___ Input rows

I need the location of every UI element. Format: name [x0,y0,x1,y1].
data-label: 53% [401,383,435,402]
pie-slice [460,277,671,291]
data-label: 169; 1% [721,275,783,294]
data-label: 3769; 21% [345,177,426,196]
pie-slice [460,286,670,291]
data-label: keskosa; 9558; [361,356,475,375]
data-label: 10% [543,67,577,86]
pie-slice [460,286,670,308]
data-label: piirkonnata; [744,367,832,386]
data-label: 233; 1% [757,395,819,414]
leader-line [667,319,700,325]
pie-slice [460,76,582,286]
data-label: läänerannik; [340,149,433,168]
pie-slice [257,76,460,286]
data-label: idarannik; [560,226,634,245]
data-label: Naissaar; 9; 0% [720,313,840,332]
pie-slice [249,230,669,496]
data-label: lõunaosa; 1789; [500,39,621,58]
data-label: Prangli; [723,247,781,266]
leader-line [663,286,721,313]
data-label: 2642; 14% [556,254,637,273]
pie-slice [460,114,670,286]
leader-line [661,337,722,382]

______

**Written request:** Copy the data verbatim, starting with its first line and continuing through the line that contains "pie-slice [249,230,669,496]", including both of those lines.

**Exercise solution:**
I need the location of every UI element. Format: name [x0,y0,x1,y1].
data-label: 53% [401,383,435,402]
pie-slice [460,277,671,291]
data-label: 169; 1% [721,275,783,294]
data-label: 3769; 21% [345,177,426,196]
pie-slice [460,286,670,291]
data-label: keskosa; 9558; [361,356,475,375]
data-label: 10% [543,67,577,86]
pie-slice [460,286,670,308]
data-label: piirkonnata; [744,367,832,386]
data-label: 233; 1% [757,395,819,414]
leader-line [667,319,700,325]
pie-slice [460,76,582,286]
data-label: läänerannik; [340,149,433,168]
pie-slice [257,76,460,286]
data-label: idarannik; [560,226,634,245]
data-label: Naissaar; 9; 0% [720,313,840,332]
pie-slice [249,230,669,496]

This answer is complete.